Set exercise.
What is the count of lines in the listing below that hold the string "lower"? Reply with that number alone.

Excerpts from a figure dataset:
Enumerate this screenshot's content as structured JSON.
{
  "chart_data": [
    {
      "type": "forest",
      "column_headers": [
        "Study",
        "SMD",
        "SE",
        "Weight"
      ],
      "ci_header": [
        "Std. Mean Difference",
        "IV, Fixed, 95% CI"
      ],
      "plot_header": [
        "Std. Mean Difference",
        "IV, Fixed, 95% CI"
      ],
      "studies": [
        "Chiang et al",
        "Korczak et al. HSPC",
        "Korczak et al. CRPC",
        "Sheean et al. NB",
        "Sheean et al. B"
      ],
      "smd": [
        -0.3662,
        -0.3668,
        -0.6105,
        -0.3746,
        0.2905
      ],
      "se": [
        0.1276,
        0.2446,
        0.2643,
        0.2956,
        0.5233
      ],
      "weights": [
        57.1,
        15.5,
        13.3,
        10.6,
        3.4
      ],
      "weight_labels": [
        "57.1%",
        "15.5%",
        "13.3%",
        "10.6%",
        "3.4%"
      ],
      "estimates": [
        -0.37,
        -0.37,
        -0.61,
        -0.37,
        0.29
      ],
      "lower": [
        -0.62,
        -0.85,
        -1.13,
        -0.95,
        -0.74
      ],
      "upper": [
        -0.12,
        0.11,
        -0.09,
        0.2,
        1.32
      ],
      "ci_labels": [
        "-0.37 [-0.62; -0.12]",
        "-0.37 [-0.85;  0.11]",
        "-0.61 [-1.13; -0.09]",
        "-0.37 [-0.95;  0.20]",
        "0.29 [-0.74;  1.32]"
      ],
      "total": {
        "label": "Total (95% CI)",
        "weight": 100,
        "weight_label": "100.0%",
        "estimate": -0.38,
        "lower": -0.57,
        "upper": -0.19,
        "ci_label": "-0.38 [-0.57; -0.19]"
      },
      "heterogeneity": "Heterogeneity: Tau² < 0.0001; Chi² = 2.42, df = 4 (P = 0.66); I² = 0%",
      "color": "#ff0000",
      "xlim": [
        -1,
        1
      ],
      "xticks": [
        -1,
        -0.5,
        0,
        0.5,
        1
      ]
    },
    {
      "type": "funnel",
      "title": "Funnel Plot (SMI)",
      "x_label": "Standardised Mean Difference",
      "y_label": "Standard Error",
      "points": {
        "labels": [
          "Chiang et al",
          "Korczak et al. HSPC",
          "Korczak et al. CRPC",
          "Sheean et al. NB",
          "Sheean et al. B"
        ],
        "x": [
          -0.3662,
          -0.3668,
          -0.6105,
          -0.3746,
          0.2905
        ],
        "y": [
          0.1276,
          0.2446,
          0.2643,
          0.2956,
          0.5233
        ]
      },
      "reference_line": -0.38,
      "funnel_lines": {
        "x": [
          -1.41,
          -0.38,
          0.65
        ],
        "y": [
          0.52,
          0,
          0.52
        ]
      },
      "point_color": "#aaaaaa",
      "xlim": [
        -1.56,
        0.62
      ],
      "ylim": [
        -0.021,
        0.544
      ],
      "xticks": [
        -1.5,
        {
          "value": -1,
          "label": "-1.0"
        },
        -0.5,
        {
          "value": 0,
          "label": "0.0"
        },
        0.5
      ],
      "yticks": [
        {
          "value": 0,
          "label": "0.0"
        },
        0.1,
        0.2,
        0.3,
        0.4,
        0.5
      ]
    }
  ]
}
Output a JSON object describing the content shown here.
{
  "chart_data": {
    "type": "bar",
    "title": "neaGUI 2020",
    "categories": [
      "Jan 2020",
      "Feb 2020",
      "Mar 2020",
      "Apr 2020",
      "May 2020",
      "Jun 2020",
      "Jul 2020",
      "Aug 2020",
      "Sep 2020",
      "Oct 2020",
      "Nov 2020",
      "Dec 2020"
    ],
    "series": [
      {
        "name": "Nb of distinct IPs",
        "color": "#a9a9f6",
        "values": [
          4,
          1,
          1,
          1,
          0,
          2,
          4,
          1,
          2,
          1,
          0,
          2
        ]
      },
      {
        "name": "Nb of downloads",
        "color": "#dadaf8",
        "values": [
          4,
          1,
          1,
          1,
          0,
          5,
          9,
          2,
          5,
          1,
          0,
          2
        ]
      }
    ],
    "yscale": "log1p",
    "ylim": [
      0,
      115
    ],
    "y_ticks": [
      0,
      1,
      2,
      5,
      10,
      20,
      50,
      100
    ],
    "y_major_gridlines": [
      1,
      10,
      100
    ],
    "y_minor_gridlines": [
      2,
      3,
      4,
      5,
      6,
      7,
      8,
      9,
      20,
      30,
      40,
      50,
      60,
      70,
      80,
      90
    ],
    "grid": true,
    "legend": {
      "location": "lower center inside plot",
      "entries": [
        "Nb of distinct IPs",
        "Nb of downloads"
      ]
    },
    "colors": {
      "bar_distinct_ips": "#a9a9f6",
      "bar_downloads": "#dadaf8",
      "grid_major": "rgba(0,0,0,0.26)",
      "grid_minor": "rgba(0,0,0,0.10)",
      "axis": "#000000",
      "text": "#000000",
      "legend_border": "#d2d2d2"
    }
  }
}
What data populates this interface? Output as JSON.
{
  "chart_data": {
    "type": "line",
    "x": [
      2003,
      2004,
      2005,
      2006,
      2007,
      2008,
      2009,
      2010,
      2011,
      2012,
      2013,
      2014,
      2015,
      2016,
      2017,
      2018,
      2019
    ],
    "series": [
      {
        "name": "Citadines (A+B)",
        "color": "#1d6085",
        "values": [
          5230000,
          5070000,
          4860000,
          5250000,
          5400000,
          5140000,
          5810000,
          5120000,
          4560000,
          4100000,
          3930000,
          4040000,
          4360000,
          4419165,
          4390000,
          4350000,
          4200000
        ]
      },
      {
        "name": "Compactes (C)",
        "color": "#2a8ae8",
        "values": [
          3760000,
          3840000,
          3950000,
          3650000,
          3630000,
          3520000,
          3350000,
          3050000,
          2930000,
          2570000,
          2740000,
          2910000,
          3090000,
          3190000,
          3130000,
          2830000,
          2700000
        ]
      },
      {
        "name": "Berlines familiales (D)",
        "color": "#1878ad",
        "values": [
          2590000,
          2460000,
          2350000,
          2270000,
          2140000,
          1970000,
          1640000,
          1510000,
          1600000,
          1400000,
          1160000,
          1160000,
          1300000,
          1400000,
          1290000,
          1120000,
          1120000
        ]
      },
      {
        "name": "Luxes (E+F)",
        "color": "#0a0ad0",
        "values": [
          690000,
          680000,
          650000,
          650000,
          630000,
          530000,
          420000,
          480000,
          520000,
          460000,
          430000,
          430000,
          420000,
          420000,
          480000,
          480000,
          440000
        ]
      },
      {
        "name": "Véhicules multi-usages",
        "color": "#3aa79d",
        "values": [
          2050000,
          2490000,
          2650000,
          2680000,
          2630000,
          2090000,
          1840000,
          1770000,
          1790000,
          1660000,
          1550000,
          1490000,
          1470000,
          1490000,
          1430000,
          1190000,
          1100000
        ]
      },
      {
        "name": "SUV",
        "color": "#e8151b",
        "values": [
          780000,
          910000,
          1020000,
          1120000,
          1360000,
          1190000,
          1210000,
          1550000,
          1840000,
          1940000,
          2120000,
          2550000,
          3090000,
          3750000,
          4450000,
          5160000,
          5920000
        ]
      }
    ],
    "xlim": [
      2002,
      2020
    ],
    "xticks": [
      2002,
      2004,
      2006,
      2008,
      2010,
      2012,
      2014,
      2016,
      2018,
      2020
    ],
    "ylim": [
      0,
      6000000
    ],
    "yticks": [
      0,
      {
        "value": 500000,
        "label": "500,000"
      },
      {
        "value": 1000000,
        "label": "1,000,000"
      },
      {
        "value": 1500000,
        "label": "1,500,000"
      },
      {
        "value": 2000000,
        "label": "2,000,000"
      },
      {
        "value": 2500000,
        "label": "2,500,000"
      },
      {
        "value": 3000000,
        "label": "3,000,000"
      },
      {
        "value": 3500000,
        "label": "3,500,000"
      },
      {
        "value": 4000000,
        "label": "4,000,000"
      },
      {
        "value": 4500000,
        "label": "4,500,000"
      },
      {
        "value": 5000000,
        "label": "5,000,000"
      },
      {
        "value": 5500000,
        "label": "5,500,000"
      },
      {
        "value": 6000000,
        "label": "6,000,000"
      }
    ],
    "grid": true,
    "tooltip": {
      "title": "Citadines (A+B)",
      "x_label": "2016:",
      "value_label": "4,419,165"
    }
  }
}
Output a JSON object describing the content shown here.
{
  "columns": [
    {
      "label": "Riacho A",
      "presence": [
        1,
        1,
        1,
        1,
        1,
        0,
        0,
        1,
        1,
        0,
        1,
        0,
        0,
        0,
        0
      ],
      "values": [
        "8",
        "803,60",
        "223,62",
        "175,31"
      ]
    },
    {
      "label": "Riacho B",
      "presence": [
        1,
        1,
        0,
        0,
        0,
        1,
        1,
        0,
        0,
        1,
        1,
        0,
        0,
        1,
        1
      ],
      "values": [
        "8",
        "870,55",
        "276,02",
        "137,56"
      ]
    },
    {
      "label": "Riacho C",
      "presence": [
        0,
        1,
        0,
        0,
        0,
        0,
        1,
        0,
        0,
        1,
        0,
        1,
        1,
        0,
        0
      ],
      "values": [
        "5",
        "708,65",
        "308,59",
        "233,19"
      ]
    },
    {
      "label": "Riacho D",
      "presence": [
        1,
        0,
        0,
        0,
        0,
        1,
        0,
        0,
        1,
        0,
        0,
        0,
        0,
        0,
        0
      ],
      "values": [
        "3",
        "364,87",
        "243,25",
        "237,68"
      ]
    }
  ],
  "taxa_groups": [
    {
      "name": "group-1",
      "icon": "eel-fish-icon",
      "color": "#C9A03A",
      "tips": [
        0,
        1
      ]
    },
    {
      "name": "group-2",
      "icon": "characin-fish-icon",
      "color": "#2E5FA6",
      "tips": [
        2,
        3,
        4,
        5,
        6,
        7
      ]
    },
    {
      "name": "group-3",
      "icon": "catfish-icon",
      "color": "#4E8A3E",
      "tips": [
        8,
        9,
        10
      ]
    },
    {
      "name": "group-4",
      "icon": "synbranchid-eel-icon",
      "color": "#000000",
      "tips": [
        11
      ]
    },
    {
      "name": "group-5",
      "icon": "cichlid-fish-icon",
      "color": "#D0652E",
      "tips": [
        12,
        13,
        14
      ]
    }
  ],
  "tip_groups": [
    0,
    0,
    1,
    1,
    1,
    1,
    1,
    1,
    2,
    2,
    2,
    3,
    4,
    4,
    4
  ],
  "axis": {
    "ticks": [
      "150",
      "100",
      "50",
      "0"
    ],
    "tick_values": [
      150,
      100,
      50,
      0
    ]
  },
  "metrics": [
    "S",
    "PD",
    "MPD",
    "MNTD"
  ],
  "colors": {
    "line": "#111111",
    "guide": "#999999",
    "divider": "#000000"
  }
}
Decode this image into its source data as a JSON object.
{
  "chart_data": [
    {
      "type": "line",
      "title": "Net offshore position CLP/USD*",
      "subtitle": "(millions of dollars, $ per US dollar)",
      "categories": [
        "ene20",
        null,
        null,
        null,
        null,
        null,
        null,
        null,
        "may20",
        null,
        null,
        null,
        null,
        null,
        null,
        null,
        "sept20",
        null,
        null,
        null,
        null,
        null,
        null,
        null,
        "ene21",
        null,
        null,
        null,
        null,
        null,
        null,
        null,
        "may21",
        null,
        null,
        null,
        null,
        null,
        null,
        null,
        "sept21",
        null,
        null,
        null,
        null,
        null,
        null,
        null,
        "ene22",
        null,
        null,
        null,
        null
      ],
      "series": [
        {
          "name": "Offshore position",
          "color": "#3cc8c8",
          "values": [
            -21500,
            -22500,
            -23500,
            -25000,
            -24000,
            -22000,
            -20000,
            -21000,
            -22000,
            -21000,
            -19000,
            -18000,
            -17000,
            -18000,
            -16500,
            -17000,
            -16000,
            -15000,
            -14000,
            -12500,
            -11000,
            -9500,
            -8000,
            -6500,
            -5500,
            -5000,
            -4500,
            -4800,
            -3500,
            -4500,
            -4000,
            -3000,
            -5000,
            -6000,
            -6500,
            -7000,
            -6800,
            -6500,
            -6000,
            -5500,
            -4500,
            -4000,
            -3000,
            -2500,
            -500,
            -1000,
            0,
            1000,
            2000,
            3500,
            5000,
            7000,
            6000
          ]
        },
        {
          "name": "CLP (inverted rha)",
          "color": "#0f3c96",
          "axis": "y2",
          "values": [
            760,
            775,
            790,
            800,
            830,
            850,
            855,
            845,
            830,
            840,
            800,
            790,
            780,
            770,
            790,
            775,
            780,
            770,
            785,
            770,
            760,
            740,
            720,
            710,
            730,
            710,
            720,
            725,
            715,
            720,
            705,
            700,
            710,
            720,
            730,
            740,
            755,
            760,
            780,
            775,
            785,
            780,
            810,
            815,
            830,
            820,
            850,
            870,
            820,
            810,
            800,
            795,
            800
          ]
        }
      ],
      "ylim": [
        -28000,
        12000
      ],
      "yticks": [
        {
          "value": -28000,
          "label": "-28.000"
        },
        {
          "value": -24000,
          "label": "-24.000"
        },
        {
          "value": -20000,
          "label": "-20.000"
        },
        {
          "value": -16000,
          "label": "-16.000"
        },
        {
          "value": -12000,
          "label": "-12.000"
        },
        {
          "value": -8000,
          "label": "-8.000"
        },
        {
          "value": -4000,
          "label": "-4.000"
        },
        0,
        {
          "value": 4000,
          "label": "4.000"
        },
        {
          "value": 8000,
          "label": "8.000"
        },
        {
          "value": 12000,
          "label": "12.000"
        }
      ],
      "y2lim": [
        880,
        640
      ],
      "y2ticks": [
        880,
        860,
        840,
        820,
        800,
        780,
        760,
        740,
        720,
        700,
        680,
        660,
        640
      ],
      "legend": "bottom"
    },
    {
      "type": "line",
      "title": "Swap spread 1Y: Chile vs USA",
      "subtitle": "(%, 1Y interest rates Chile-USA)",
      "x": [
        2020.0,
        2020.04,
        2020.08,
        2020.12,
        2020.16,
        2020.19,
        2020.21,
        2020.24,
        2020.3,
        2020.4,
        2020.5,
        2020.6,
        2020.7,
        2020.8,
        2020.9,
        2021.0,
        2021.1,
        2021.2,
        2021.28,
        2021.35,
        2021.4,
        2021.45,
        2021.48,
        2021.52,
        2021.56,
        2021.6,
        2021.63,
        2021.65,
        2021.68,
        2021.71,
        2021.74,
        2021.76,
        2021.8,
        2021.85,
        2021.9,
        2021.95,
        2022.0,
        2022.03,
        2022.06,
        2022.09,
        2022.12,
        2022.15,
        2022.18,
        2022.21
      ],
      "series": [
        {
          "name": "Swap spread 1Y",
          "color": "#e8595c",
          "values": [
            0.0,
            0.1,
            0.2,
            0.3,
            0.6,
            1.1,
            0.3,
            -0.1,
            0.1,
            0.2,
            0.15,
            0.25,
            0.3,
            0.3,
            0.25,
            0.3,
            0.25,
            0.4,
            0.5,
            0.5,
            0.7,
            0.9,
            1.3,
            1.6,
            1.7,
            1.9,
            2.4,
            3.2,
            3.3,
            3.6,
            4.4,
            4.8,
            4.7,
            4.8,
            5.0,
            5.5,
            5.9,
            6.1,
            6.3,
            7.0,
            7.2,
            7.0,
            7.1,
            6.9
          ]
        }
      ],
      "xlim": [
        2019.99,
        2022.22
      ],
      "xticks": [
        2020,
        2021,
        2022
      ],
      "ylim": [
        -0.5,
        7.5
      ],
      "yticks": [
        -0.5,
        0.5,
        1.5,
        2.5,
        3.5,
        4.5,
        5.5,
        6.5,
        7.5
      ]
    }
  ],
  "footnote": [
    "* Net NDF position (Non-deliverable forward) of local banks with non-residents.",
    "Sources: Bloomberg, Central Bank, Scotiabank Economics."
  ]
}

Complete response.
3